Stated task:
The entries that follow should be written out exactly.

(Dataset items)
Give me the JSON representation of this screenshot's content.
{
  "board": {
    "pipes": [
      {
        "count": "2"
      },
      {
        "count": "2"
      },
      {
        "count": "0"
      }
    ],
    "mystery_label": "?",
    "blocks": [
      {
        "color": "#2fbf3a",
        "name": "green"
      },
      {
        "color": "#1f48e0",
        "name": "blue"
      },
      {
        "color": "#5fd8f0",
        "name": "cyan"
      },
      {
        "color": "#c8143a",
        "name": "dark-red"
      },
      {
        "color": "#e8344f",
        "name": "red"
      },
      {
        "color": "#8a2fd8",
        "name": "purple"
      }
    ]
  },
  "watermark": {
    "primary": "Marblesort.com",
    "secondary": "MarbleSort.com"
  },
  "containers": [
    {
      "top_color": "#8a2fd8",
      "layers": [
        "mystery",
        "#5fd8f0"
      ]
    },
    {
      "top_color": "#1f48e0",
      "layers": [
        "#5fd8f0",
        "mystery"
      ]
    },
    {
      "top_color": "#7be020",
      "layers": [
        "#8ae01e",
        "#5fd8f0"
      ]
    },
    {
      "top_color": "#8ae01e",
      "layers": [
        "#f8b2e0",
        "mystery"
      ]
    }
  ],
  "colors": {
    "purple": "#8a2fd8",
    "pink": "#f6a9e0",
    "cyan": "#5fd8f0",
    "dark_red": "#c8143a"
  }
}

Finished exercise:
Give me the JSON representation of this screenshot's content.
{
  "board": {
    "pipes": [
      {
        "count": "2"
      },
      {
        "count": "2"
      },
      {
        "count": "0"
      }
    ],
    "mystery_label": "?",
    "blocks": [
      {
        "color": "#2fbf3a",
        "name": "green"
      },
      {
        "color": "#1f48e0",
        "name": "blue"
      },
      {
        "color": "#5fd8f0",
        "name": "cyan"
      },
      {
        "color": "#c8143a",
        "name": "dark-red"
      },
      {
        "color": "#e8344f",
        "name": "red"
      },
      {
        "color": "#8a2fd8",
        "name": "purple"
      }
    ]
  },
  "watermark": {
    "primary": "Marblesort.com",
    "secondary": "MarbleSort.com"
  },
  "containers": [
    {
      "top_color": "#8a2fd8",
      "layers": [
        "mystery",
        "#5fd8f0"
      ]
    },
    {
      "top_color": "#1f48e0",
      "layers": [
        "#5fd8f0",
        "mystery"
      ]
    },
    {
      "top_color": "#7be020",
      "layers": [
        "#8ae01e",
        "#5fd8f0"
      ]
    },
    {
      "top_color": "#8ae01e",
      "layers": [
        "#f8b2e0",
        "mystery"
      ]
    }
  ],
  "colors": {
    "purple": "#8a2fd8",
    "pink": "#f6a9e0",
    "cyan": "#5fd8f0",
    "dark_red": "#c8143a"
  }
}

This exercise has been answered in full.